What is being asked: Quote the whole listing exactly. Leave the pictures out of your copy.

**********

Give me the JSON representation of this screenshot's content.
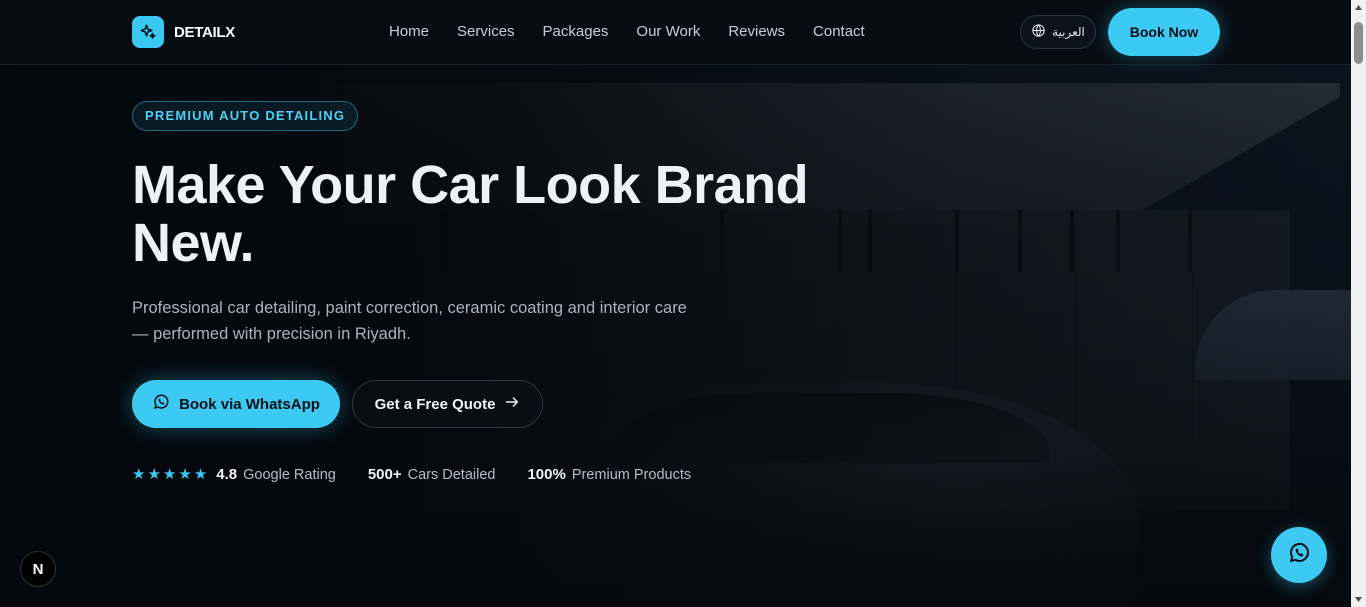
{
  "header": {
    "logo_text": "DETAILX",
    "nav": [
      "Home",
      "Services",
      "Packages",
      "Our Work",
      "Reviews",
      "Contact"
    ],
    "language_label": "العربية",
    "book_now_label": "Book Now"
  },
  "hero": {
    "badge": "PREMIUM AUTO DETAILING",
    "headline": "Make Your Car Look Brand New.",
    "subtext": "Professional car detailing, paint correction, ceramic coating and interior care — performed with precision in Riyadh.",
    "primary_cta": "Book via WhatsApp",
    "secondary_cta": "Get a Free Quote",
    "rating": {
      "stars": 5,
      "value": "4.8",
      "label": "Google Rating"
    },
    "stats": [
      {
        "value": "500+",
        "label": "Cars Detailed"
      },
      {
        "value": "100%",
        "label": "Premium Products"
      }
    ]
  },
  "floating": {
    "whatsapp_icon": "whatsapp-icon",
    "dev_badge": "N"
  },
  "colors": {
    "accent": "#3cc9f2",
    "background": "#060b12",
    "heading": "#eef1f5"
  }
}
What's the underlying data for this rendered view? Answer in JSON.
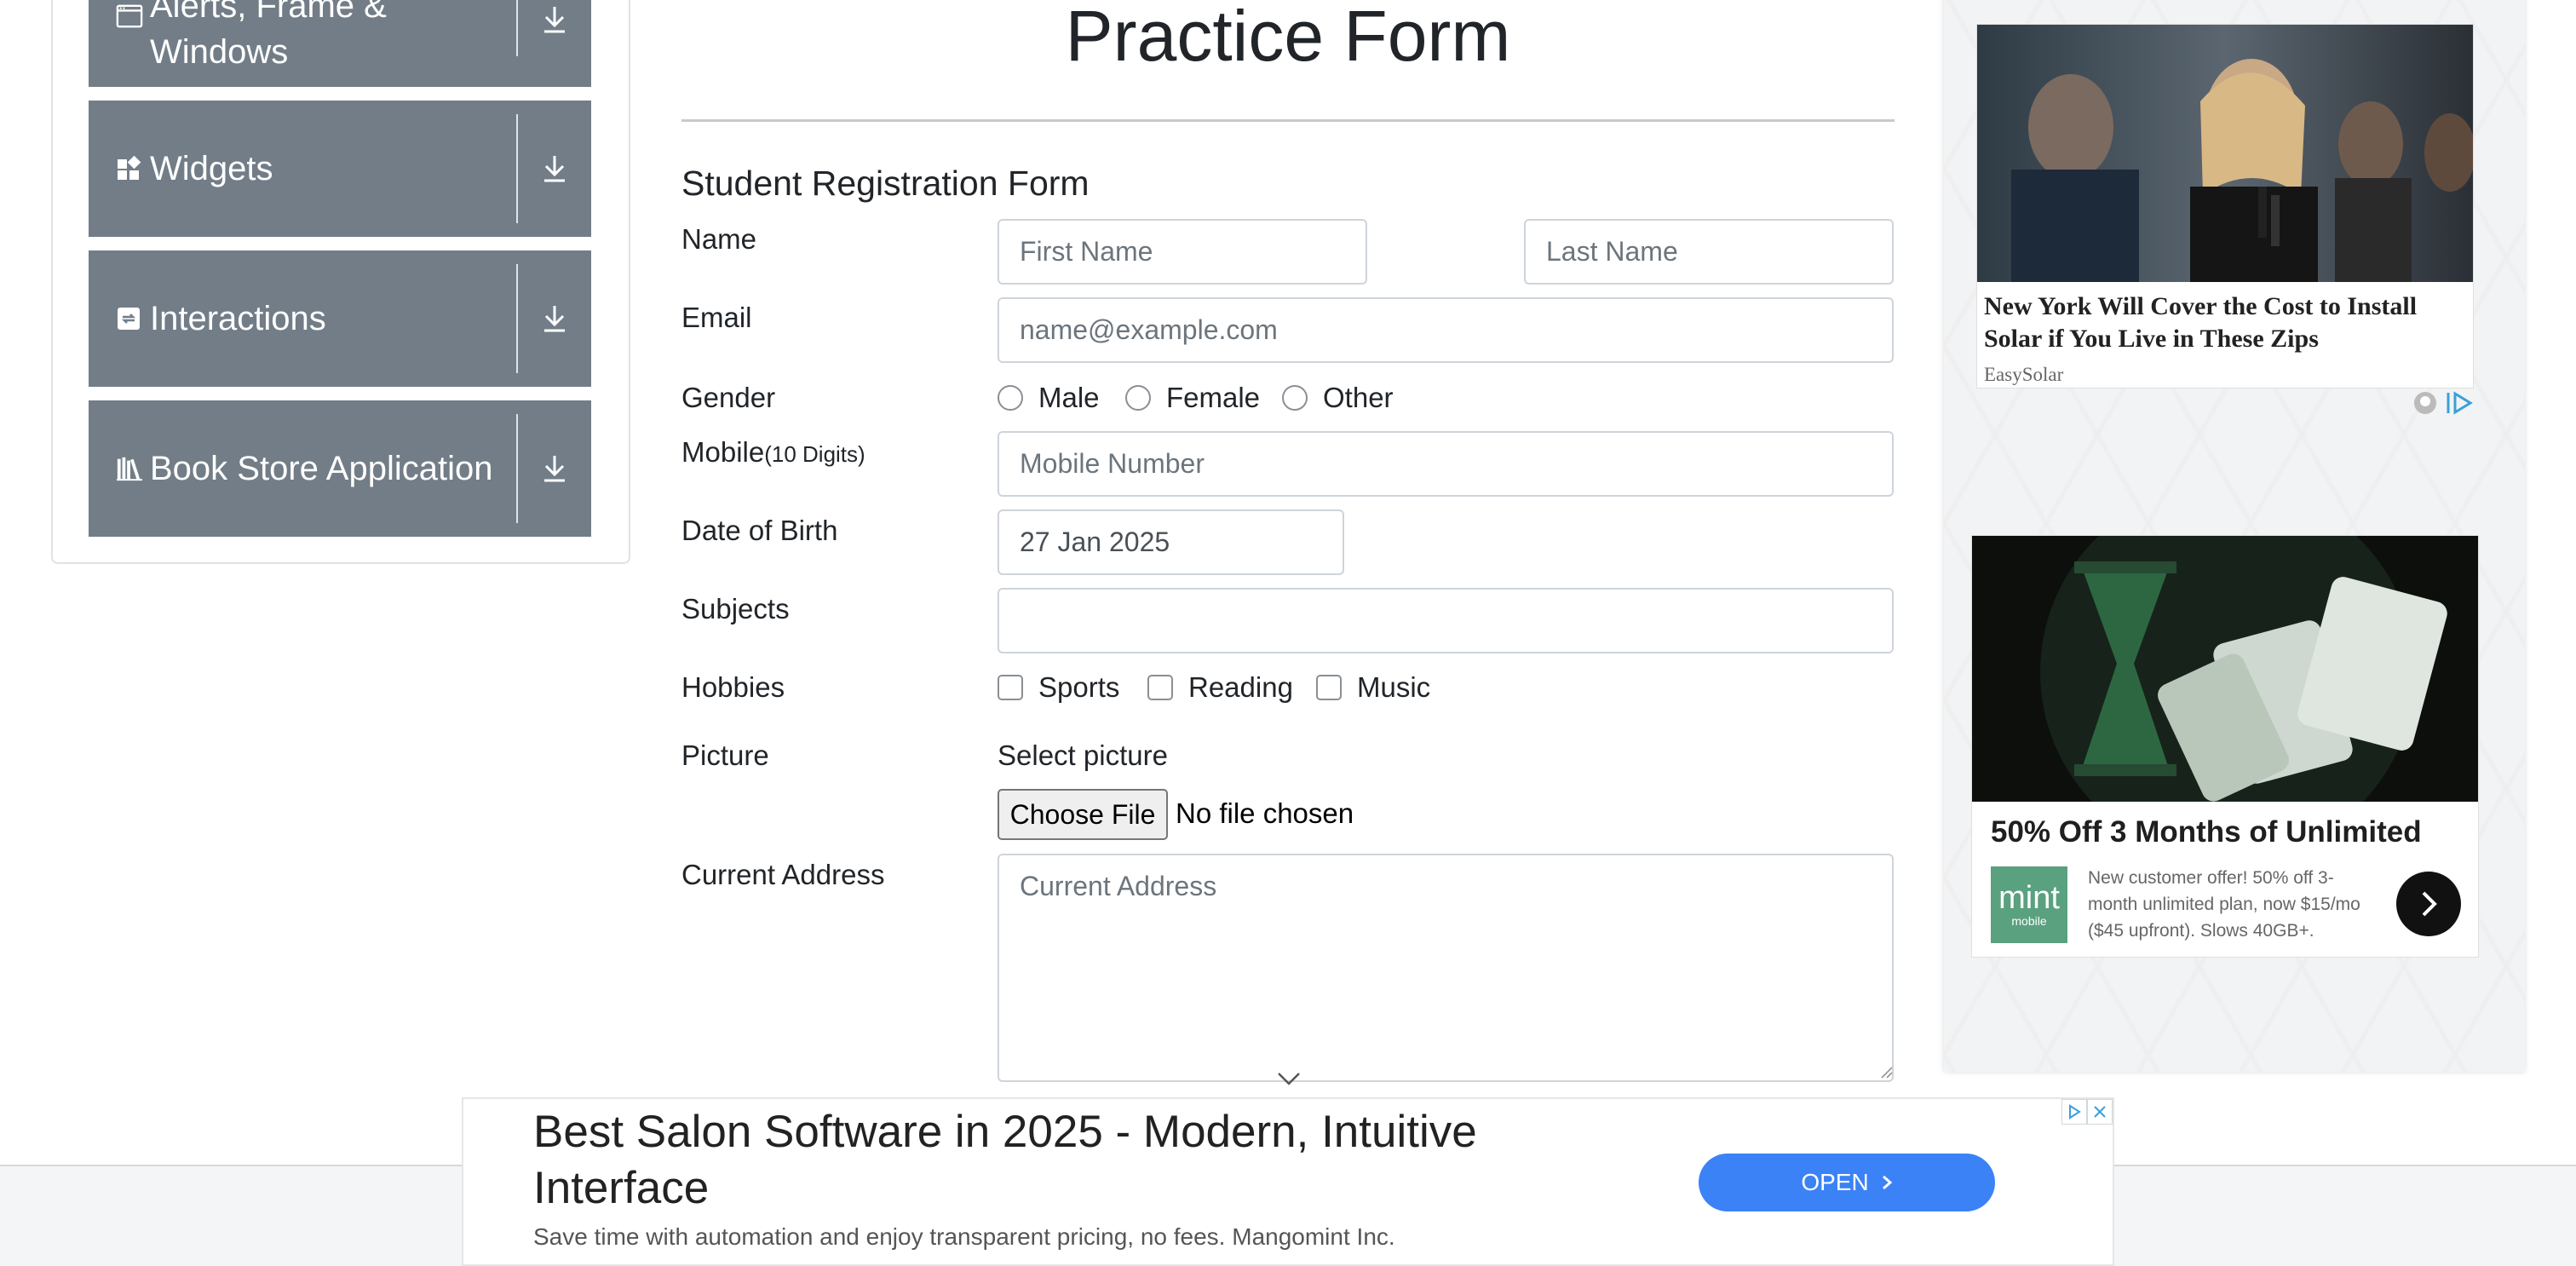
{
  "sidebar": {
    "groups": [
      {
        "label_line1": "Alerts, Frame &",
        "label_line2": "Windows",
        "icon": "window-icon"
      },
      {
        "label": "Widgets",
        "icon": "widgets-icon"
      },
      {
        "label": "Interactions",
        "icon": "interactions-icon"
      },
      {
        "label": "Book Store Application",
        "icon": "books-icon"
      }
    ]
  },
  "main": {
    "title": "Practice Form",
    "form_title": "Student Registration Form",
    "labels": {
      "name": "Name",
      "email": "Email",
      "gender": "Gender",
      "mobile": "Mobile",
      "mobile_hint": "(10 Digits)",
      "dob": "Date of Birth",
      "subjects": "Subjects",
      "hobbies": "Hobbies",
      "picture": "Picture",
      "address": "Current Address"
    },
    "placeholders": {
      "first_name": "First Name",
      "last_name": "Last Name",
      "email": "name@example.com",
      "mobile": "Mobile Number",
      "address": "Current Address"
    },
    "dob_value": "27 Jan 2025",
    "gender_options": [
      "Male",
      "Female",
      "Other"
    ],
    "hobby_options": [
      "Sports",
      "Reading",
      "Music"
    ],
    "picture": {
      "select_label": "Select picture",
      "button": "Choose File",
      "status": "No file chosen"
    }
  },
  "ads": {
    "ad1": {
      "headline": "New York Will Cover the Cost to Install Solar if You Live in These Zips",
      "source": "EasySolar"
    },
    "ad2": {
      "title": "50% Off 3 Months of Unlimited",
      "body": "New customer offer! 50% off 3-month unlimited plan, now $15/mo ($45 upfront). Slows 40GB+.",
      "logo_top": "mint",
      "logo_bottom": "mobile"
    },
    "bottom": {
      "headline": "Best Salon Software in 2025 - Modern, Intuitive Interface",
      "subtext": "Save time with automation and enjoy transparent pricing, no fees. Mangomint Inc.",
      "button": "OPEN"
    }
  },
  "colors": {
    "sidebar_header": "#727d87",
    "open_button": "#3b82f6",
    "mint_green": "#5aa17f"
  }
}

**********

The output:
Give me the JSON representation of this screenshot's content.
{
  "header": {
    "logo_text": "DETAILX",
    "nav": [
      "Home",
      "Services",
      "Packages",
      "Our Work",
      "Reviews",
      "Contact"
    ],
    "language_label": "العربية",
    "book_now_label": "Book Now"
  },
  "hero": {
    "badge": "PREMIUM AUTO DETAILING",
    "headline": "Make Your Car Look Brand New.",
    "subtext": "Professional car detailing, paint correction, ceramic coating and interior care — performed with precision in Riyadh.",
    "primary_cta": "Book via WhatsApp",
    "secondary_cta": "Get a Free Quote",
    "rating": {
      "stars": 5,
      "value": "4.8",
      "label": "Google Rating"
    },
    "stats": [
      {
        "value": "500+",
        "label": "Cars Detailed"
      },
      {
        "value": "100%",
        "label": "Premium Products"
      }
    ]
  },
  "floating": {
    "whatsapp_icon": "whatsapp-icon",
    "dev_badge": "N"
  },
  "colors": {
    "accent": "#3cc9f2",
    "background": "#060b12",
    "heading": "#eef1f5"
  }
}
What's the underlying data for this rendered view? Answer in JSON.
{
  "sidebar": {
    "groups": [
      {
        "label_line1": "Alerts, Frame &",
        "label_line2": "Windows",
        "icon": "window-icon"
      },
      {
        "label": "Widgets",
        "icon": "widgets-icon"
      },
      {
        "label": "Interactions",
        "icon": "interactions-icon"
      },
      {
        "label": "Book Store Application",
        "icon": "books-icon"
      }
    ]
  },
  "main": {
    "title": "Practice Form",
    "form_title": "Student Registration Form",
    "labels": {
      "name": "Name",
      "email": "Email",
      "gender": "Gender",
      "mobile": "Mobile",
      "mobile_hint": "(10 Digits)",
      "dob": "Date of Birth",
      "subjects": "Subjects",
      "hobbies": "Hobbies",
      "picture": "Picture",
      "address": "Current Address"
    },
    "placeholders": {
      "first_name": "First Name",
      "last_name": "Last Name",
      "email": "name@example.com",
      "mobile": "Mobile Number",
      "address": "Current Address"
    },
    "dob_value": "27 Jan 2025",
    "gender_options": [
      "Male",
      "Female",
      "Other"
    ],
    "hobby_options": [
      "Sports",
      "Reading",
      "Music"
    ],
    "picture": {
      "select_label": "Select picture",
      "button": "Choose File",
      "status": "No file chosen"
    }
  },
  "ads": {
    "ad1": {
      "headline": "New York Will Cover the Cost to Install Solar if You Live in These Zips",
      "source": "EasySolar"
    },
    "ad2": {
      "title": "50% Off 3 Months of Unlimited",
      "body": "New customer offer! 50% off 3-month unlimited plan, now $15/mo ($45 upfront). Slows 40GB+.",
      "logo_top": "mint",
      "logo_bottom": "mobile"
    },
    "bottom": {
      "headline": "Best Salon Software in 2025 - Modern, Intuitive Interface",
      "subtext": "Save time with automation and enjoy transparent pricing, no fees. Mangomint Inc.",
      "button": "OPEN"
    }
  },
  "colors": {
    "sidebar_header": "#727d87",
    "open_button": "#3b82f6",
    "mint_green": "#5aa17f"
  }
}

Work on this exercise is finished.